EXTRAIT
La traduction est au centre de nos réflexions – « la réflexion sur la traduction est devenue une nécessité interne de la traduction elle-même (..) » – qui ne se limiteront pas pour autant à la traduction du texte, mais qui s’étendront au paratexte et au discours sur la traduction. La réflexion sur la traduction-texte et non la traduction-langue nécessite par ailleurs un détour par les caractéristiques générales de la littérature qu’on traduit, car ce n’est qu’une traduisant le texte dans son contexte que le traducteur peut faire renaître une œuvre à une seconde vie et contribuer à faire connaître cette littérature au public étranger. Le traducteur peut initier un lecteur français à cette littérature s’il se montre capable de faire apparaître ses spécificités. C’est ce souci qui guide nos réflexions, avec le risque de paraître vouloir aborder de trop vastes champs en si peu de pages.


Le sosôl n’est pas un roman

Il est peu satisfaisant de traduire sosôl par roman, comme cela se fait presque systématiquement. Cette transposition devait appeler une mise au point ou au moins une réflexion. Un simple nom générique peut prédéfinir la réception de façon imperceptible : le lecteur français s’attend, de fait de cette précision sur la couverture d’un livre coréen, à quelque chose qu’il ne trouvera pas forcément dans sa lecture et il risque de s’égarer dans des commentaires comparatifs qui n’ont pas forcément lieu d’être entre des éléments en fait différents de nature.

Qu’est-ce qu’un sosôl ? Et d’ailleurs, qu’est-ce qu’un roman ? Vaste question qui a amené autant de réponses que d’intervenants selon les époques ; en faire la recension dépasse l’objet et les moyens de ce modeste article. Mais il y a ce que les Français supposent en entendant ce mot sans avoir à le définir et ce qui est ainsi supposé ne correspond pas tout à fait à ce que les Coréens supposent en entendant le mot sosôl, sans avoir à le définir.

Celui-ci couvre une réalité assez vaste et, de par la caractéristique de langue coréenne, il se combine avec d’autres mots pour désigner ses diverses sous-catégories : selon la longueur – changp’yôn sosôl (prose longue), chungp’yôn sosôl (prose moyenne), tanp’yôn sosôl (prose courte) – et selon la période – kojôn sosôl (la dynastie Chosôn), shin sosôl (l’époque de l’ouverture du pays, le premier du genre étant de 1906), hyôndae sosôl (l’époque contemporaine, généralement à partir de la fin de la colonisation par le Japon en 1945), ainsi de suite.

Pour traduire sosôl, le terme « fiction » serait plus adéquat, sans pour autant être irréprochable, car le sosôl est une notion touchant au genre littéraire, plus ou moins précise selon l’époque, en tout cas plus qu’une simple marque de « fictionnalité » de l’histoire racontée.

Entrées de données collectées
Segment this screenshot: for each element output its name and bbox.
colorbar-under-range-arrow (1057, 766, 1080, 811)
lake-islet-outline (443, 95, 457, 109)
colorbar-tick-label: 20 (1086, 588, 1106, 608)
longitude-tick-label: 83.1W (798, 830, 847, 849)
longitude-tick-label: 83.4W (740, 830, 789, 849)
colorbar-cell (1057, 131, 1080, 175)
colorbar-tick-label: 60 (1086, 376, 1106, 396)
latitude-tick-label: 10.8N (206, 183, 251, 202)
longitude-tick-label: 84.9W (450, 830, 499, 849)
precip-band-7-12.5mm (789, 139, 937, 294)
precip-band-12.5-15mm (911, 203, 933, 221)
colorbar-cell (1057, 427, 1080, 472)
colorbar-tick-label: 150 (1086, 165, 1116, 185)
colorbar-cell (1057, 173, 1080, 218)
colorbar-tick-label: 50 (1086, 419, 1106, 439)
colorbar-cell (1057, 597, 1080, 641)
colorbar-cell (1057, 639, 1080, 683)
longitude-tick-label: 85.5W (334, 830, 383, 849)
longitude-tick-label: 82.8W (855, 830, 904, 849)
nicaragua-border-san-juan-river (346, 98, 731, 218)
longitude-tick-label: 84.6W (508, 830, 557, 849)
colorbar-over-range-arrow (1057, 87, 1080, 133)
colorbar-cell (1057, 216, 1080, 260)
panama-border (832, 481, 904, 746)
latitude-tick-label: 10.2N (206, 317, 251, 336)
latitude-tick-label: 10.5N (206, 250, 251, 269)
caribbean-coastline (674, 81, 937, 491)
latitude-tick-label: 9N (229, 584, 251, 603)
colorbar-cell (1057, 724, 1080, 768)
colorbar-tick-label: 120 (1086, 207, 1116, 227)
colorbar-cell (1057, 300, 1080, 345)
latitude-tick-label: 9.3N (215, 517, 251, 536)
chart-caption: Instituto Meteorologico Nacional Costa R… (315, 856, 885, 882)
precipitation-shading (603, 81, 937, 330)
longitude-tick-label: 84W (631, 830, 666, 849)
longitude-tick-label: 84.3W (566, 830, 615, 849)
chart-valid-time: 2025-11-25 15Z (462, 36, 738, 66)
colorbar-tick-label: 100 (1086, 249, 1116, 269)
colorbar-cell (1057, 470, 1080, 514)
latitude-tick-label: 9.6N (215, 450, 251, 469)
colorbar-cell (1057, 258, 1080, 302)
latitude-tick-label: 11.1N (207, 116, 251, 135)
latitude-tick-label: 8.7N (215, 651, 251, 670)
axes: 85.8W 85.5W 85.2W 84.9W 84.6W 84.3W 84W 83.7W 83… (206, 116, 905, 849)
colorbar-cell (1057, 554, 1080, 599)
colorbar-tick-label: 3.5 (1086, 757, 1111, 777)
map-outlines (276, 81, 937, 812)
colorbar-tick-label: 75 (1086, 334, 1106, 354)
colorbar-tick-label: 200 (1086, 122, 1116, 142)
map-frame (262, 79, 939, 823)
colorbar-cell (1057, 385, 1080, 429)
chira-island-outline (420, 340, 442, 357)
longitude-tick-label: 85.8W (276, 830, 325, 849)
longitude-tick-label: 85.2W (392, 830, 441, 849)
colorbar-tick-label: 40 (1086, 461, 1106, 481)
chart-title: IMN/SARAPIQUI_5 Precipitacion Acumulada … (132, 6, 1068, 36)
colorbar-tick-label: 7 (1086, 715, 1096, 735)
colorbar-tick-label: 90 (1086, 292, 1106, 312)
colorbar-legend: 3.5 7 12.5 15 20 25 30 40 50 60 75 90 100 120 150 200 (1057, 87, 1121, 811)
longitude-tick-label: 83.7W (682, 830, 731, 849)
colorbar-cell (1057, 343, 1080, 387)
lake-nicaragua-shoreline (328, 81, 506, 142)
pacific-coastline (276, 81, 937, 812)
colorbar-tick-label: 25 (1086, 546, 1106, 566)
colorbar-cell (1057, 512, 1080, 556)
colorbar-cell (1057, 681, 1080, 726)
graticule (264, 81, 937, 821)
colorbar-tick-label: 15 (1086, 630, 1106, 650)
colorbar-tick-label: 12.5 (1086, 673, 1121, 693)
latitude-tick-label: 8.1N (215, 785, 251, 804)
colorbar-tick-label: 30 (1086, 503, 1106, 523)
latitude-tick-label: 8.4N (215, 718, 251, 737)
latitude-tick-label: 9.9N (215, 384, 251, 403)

TÂCHE COURTE A
Recopiez mot pour mot le passage de l'extrait sur la traduction du sosôl qui va de « Celui-ci couvre une » à « ainsi de suite. ».
TÂCHE COURTE B
Transcrivez à l'identique les lignes des enregistrements, de la toute première jusqu'à la ligne contenant « colorbar-cell (1057, 131, 1080, 175) », celle-ci comprise.

SOLUTION RÉDIGÉE A
Celui-ci couvre une réalité assez vaste et, de par la caractéristique de langue coréenne, il se combine avec d’autres mots pour désigner ses diverses sous-catégories : selon la longueur – changp’yôn sosôl (prose longue), chungp’yôn sosôl (prose moyenne), tanp’yôn sosôl (prose courte) – et selon la période – kojôn sosôl (la dynastie Chosôn), shin sosôl (l’époque de l’ouverture du pays, le premier du genre étant de 1906), hyôndae sosôl (l’époque contemporaine, généralement à partir de la fin de la colonisation par le Japon en 1945), ainsi de suite.

SOLUTION RÉDIGÉE B
Segment this screenshot: for each element output its name and bbox.
colorbar-under-range-arrow (1057, 766, 1080, 811)
lake-islet-outline (443, 95, 457, 109)
colorbar-tick-label: 20 (1086, 588, 1106, 608)
longitude-tick-label: 83.1W (798, 830, 847, 849)
longitude-tick-label: 83.4W (740, 830, 789, 849)
colorbar-cell (1057, 131, 1080, 175)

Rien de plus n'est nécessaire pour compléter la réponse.